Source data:

-----

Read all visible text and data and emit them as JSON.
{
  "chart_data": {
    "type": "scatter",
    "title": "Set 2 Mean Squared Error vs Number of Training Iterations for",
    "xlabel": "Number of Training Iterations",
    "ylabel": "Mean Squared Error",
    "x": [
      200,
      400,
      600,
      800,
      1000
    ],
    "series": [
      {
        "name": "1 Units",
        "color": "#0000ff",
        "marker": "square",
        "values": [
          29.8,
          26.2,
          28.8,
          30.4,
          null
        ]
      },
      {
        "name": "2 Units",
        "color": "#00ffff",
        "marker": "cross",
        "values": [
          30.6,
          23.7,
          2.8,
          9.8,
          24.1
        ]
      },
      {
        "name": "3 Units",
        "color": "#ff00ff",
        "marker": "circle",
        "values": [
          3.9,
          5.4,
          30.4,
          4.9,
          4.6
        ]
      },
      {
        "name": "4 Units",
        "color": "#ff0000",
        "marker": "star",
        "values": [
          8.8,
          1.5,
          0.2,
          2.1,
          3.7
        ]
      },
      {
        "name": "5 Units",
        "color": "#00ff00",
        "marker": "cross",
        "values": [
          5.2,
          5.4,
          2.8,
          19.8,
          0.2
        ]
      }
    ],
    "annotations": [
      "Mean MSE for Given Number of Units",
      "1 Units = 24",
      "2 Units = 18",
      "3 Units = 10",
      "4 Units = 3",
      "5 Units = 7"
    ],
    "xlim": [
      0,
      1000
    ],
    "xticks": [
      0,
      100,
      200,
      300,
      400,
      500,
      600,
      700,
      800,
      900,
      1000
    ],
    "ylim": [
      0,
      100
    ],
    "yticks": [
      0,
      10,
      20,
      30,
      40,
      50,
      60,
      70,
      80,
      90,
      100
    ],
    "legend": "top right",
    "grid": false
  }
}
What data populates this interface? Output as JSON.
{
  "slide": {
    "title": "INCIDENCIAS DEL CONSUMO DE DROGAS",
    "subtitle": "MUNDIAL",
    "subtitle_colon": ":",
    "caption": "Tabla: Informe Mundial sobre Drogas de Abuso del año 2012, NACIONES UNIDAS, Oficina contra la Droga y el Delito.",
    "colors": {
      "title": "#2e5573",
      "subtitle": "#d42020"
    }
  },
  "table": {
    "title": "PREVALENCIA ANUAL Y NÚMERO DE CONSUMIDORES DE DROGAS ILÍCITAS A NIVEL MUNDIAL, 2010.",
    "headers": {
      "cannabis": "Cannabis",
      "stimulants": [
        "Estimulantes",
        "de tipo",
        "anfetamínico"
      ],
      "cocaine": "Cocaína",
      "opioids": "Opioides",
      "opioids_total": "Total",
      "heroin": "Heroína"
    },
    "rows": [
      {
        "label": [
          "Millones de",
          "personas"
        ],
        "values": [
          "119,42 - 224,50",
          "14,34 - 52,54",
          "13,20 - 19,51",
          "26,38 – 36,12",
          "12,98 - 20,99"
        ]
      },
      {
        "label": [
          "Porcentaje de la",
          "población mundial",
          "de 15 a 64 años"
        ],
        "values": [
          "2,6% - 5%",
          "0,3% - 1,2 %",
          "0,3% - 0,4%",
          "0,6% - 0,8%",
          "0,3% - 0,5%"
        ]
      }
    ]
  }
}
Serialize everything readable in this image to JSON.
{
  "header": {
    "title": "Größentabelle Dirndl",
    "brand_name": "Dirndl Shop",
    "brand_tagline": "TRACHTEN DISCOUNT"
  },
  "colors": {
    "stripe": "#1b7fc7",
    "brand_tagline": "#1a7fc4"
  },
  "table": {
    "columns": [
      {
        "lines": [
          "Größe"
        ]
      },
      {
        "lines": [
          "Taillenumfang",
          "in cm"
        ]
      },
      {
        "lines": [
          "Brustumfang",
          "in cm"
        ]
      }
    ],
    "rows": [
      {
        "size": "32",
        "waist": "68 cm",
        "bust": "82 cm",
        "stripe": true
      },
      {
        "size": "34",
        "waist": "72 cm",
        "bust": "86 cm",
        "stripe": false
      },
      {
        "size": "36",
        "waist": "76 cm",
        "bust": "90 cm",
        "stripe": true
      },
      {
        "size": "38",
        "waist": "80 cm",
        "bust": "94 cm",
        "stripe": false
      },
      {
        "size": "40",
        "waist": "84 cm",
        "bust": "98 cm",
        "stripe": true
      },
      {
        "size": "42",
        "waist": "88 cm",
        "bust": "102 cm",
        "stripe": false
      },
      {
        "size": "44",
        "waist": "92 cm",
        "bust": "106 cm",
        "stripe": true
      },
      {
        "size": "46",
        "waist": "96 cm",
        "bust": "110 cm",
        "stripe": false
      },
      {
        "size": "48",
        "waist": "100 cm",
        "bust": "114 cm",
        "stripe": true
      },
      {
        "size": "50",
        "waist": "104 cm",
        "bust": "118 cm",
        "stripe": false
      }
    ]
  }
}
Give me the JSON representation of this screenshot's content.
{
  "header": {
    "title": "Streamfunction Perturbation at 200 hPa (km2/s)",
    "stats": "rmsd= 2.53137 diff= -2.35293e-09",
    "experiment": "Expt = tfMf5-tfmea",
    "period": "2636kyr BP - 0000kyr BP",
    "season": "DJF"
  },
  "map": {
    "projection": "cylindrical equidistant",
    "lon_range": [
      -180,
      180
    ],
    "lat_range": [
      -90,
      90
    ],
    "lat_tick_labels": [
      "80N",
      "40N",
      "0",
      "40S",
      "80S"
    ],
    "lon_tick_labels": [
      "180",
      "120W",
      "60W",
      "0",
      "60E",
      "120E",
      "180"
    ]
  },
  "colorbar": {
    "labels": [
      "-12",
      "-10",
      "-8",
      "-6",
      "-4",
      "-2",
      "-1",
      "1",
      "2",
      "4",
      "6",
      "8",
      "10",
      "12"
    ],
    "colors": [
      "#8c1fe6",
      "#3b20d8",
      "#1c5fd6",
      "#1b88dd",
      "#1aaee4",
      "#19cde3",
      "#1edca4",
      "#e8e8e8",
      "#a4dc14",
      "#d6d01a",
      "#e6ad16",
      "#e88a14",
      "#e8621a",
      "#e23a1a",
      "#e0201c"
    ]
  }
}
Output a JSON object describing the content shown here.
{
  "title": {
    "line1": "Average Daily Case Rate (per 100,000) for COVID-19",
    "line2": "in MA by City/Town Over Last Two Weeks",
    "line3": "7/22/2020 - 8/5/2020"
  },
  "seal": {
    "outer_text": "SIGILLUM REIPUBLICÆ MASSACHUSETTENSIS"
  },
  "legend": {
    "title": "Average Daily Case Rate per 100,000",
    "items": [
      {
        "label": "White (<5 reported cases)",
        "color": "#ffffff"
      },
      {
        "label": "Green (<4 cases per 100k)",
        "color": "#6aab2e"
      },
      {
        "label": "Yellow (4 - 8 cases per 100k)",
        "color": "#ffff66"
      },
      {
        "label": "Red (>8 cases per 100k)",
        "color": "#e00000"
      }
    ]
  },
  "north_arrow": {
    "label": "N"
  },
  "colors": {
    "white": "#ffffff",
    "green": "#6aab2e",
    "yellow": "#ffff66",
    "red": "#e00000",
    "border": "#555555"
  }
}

-----

Retype all of the data shown above, word for word.

*Answer to this task*.
Read all visible text and data and emit them as JSON.
{
  "chart_data": {
    "type": "scatter",
    "title": "Set 2 Mean Squared Error vs Number of Training Iterations for",
    "xlabel": "Number of Training Iterations",
    "ylabel": "Mean Squared Error",
    "x": [
      200,
      400,
      600,
      800,
      1000
    ],
    "series": [
      {
        "name": "1 Units",
        "color": "#0000ff",
        "marker": "square",
        "values": [
          29.8,
          26.2,
          28.8,
          30.4,
          null
        ]
      },
      {
        "name": "2 Units",
        "color": "#00ffff",
        "marker": "cross",
        "values": [
          30.6,
          23.7,
          2.8,
          9.8,
          24.1
        ]
      },
      {
        "name": "3 Units",
        "color": "#ff00ff",
        "marker": "circle",
        "values": [
          3.9,
          5.4,
          30.4,
          4.9,
          4.6
        ]
      },
      {
        "name": "4 Units",
        "color": "#ff0000",
        "marker": "star",
        "values": [
          8.8,
          1.5,
          0.2,
          2.1,
          3.7
        ]
      },
      {
        "name": "5 Units",
        "color": "#00ff00",
        "marker": "cross",
        "values": [
          5.2,
          5.4,
          2.8,
          19.8,
          0.2
        ]
      }
    ],
    "annotations": [
      "Mean MSE for Given Number of Units",
      "1 Units = 24",
      "2 Units = 18",
      "3 Units = 10",
      "4 Units = 3",
      "5 Units = 7"
    ],
    "xlim": [
      0,
      1000
    ],
    "xticks": [
      0,
      100,
      200,
      300,
      400,
      500,
      600,
      700,
      800,
      900,
      1000
    ],
    "ylim": [
      0,
      100
    ],
    "yticks": [
      0,
      10,
      20,
      30,
      40,
      50,
      60,
      70,
      80,
      90,
      100
    ],
    "legend": "top right",
    "grid": false
  }
}
What data populates this interface? Output as JSON.
{
  "slide": {
    "title": "INCIDENCIAS DEL CONSUMO DE DROGAS",
    "subtitle": "MUNDIAL",
    "subtitle_colon": ":",
    "caption": "Tabla: Informe Mundial sobre Drogas de Abuso del año 2012, NACIONES UNIDAS, Oficina contra la Droga y el Delito.",
    "colors": {
      "title": "#2e5573",
      "subtitle": "#d42020"
    }
  },
  "table": {
    "title": "PREVALENCIA ANUAL Y NÚMERO DE CONSUMIDORES DE DROGAS ILÍCITAS A NIVEL MUNDIAL, 2010.",
    "headers": {
      "cannabis": "Cannabis",
      "stimulants": [
        "Estimulantes",
        "de tipo",
        "anfetamínico"
      ],
      "cocaine": "Cocaína",
      "opioids": "Opioides",
      "opioids_total": "Total",
      "heroin": "Heroína"
    },
    "rows": [
      {
        "label": [
          "Millones de",
          "personas"
        ],
        "values": [
          "119,42 - 224,50",
          "14,34 - 52,54",
          "13,20 - 19,51",
          "26,38 – 36,12",
          "12,98 - 20,99"
        ]
      },
      {
        "label": [
          "Porcentaje de la",
          "población mundial",
          "de 15 a 64 años"
        ],
        "values": [
          "2,6% - 5%",
          "0,3% - 1,2 %",
          "0,3% - 0,4%",
          "0,6% - 0,8%",
          "0,3% - 0,5%"
        ]
      }
    ]
  }
}
Serialize everything readable in this image to JSON.
{
  "header": {
    "title": "Größentabelle Dirndl",
    "brand_name": "Dirndl Shop",
    "brand_tagline": "TRACHTEN DISCOUNT"
  },
  "colors": {
    "stripe": "#1b7fc7",
    "brand_tagline": "#1a7fc4"
  },
  "table": {
    "columns": [
      {
        "lines": [
          "Größe"
        ]
      },
      {
        "lines": [
          "Taillenumfang",
          "in cm"
        ]
      },
      {
        "lines": [
          "Brustumfang",
          "in cm"
        ]
      }
    ],
    "rows": [
      {
        "size": "32",
        "waist": "68 cm",
        "bust": "82 cm",
        "stripe": true
      },
      {
        "size": "34",
        "waist": "72 cm",
        "bust": "86 cm",
        "stripe": false
      },
      {
        "size": "36",
        "waist": "76 cm",
        "bust": "90 cm",
        "stripe": true
      },
      {
        "size": "38",
        "waist": "80 cm",
        "bust": "94 cm",
        "stripe": false
      },
      {
        "size": "40",
        "waist": "84 cm",
        "bust": "98 cm",
        "stripe": true
      },
      {
        "size": "42",
        "waist": "88 cm",
        "bust": "102 cm",
        "stripe": false
      },
      {
        "size": "44",
        "waist": "92 cm",
        "bust": "106 cm",
        "stripe": true
      },
      {
        "size": "46",
        "waist": "96 cm",
        "bust": "110 cm",
        "stripe": false
      },
      {
        "size": "48",
        "waist": "100 cm",
        "bust": "114 cm",
        "stripe": true
      },
      {
        "size": "50",
        "waist": "104 cm",
        "bust": "118 cm",
        "stripe": false
      }
    ]
  }
}
Give me the JSON representation of this screenshot's content.
{
  "header": {
    "title": "Streamfunction Perturbation at 200 hPa (km2/s)",
    "stats": "rmsd= 2.53137 diff= -2.35293e-09",
    "experiment": "Expt = tfMf5-tfmea",
    "period": "2636kyr BP - 0000kyr BP",
    "season": "DJF"
  },
  "map": {
    "projection": "cylindrical equidistant",
    "lon_range": [
      -180,
      180
    ],
    "lat_range": [
      -90,
      90
    ],
    "lat_tick_labels": [
      "80N",
      "40N",
      "0",
      "40S",
      "80S"
    ],
    "lon_tick_labels": [
      "180",
      "120W",
      "60W",
      "0",
      "60E",
      "120E",
      "180"
    ]
  },
  "colorbar": {
    "labels": [
      "-12",
      "-10",
      "-8",
      "-6",
      "-4",
      "-2",
      "-1",
      "1",
      "2",
      "4",
      "6",
      "8",
      "10",
      "12"
    ],
    "colors": [
      "#8c1fe6",
      "#3b20d8",
      "#1c5fd6",
      "#1b88dd",
      "#1aaee4",
      "#19cde3",
      "#1edca4",
      "#e8e8e8",
      "#a4dc14",
      "#d6d01a",
      "#e6ad16",
      "#e88a14",
      "#e8621a",
      "#e23a1a",
      "#e0201c"
    ]
  }
}
Output a JSON object describing the content shown here.
{
  "title": {
    "line1": "Average Daily Case Rate (per 100,000) for COVID-19",
    "line2": "in MA by City/Town Over Last Two Weeks",
    "line3": "7/22/2020 - 8/5/2020"
  },
  "seal": {
    "outer_text": "SIGILLUM REIPUBLICÆ MASSACHUSETTENSIS"
  },
  "legend": {
    "title": "Average Daily Case Rate per 100,000",
    "items": [
      {
        "label": "White (<5 reported cases)",
        "color": "#ffffff"
      },
      {
        "label": "Green (<4 cases per 100k)",
        "color": "#6aab2e"
      },
      {
        "label": "Yellow (4 - 8 cases per 100k)",
        "color": "#ffff66"
      },
      {
        "label": "Red (>8 cases per 100k)",
        "color": "#e00000"
      }
    ]
  },
  "north_arrow": {
    "label": "N"
  },
  "colors": {
    "white": "#ffffff",
    "green": "#6aab2e",
    "yellow": "#ffff66",
    "red": "#e00000",
    "border": "#555555"
  }
}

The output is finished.